Exercise instructions
Reproduce the records below in full and without edits, omitting images.

Material for this exercise
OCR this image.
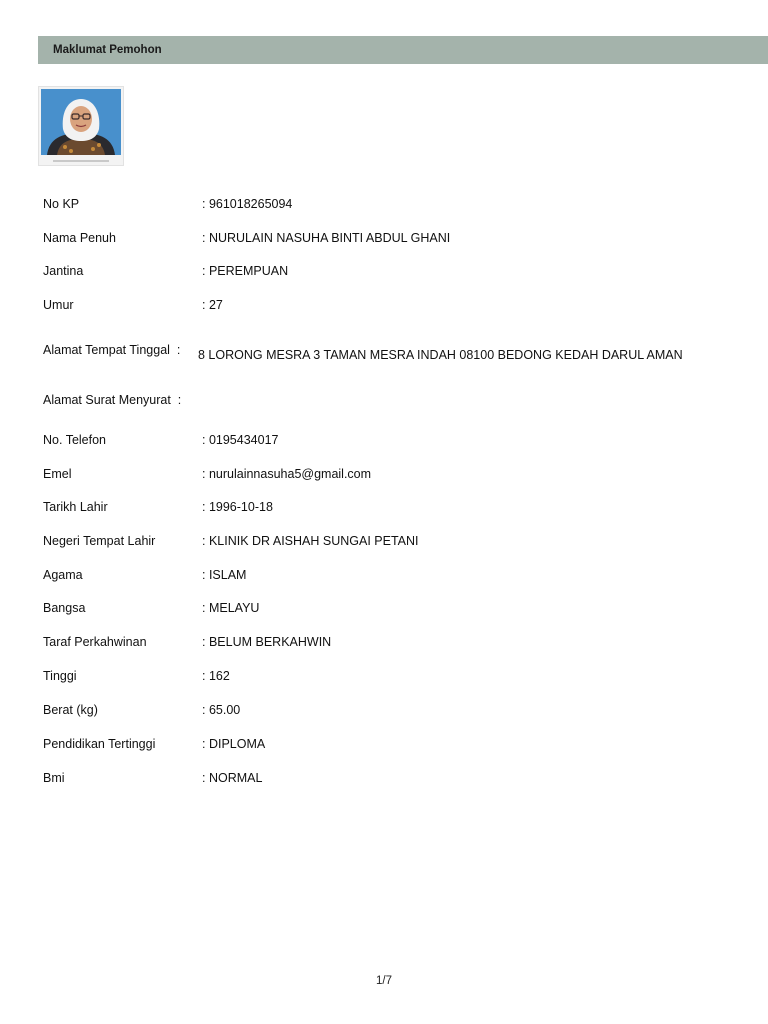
Maklumat Pemohon
No KP	: 961018265094
Nama Penuh	: NURULAIN NASUHA BINTI ABDUL GHANI
Jantina	: PEREMPUAN
Umur	: 27
Alamat Tempat Tinggal  :	8 LORONG MESRA 3 TAMAN MESRA INDAH 08100 BEDONG KEDAH DARUL AMAN
Alamat Surat Menyurat  :
No. Telefon	: 0195434017
Emel	: nurulainnasuha5@gmail.com
Tarikh Lahir	: 1996-10-18
Negeri Tempat Lahir	: KLINIK DR AISHAH SUNGAI PETANI
Agama	: ISLAM
Bangsa	: MELAYU
Taraf Perkahwinan	: BELUM BERKAHWIN
Tinggi	: 162
Berat (kg)	: 65.00
Pendidikan Tertinggi	: DIPLOMA
Bmi	: NORMAL
1/7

Expected answer
OCR this image.
Maklumat Pemohon
No KP	: 961018265094
Nama Penuh	: NURULAIN NASUHA BINTI ABDUL GHANI
Jantina	: PEREMPUAN
Umur	: 27
Alamat Tempat Tinggal  :	8 LORONG MESRA 3 TAMAN MESRA INDAH 08100 BEDONG KEDAH DARUL AMAN
Alamat Surat Menyurat  :
No. Telefon	: 0195434017
Emel	: nurulainnasuha5@gmail.com
Tarikh Lahir	: 1996-10-18
Negeri Tempat Lahir	: KLINIK DR AISHAH SUNGAI PETANI
Agama	: ISLAM
Bangsa	: MELAYU
Taraf Perkahwinan	: BELUM BERKAHWIN
Tinggi	: 162
Berat (kg)	: 65.00
Pendidikan Tertinggi	: DIPLOMA
Bmi	: NORMAL
1/7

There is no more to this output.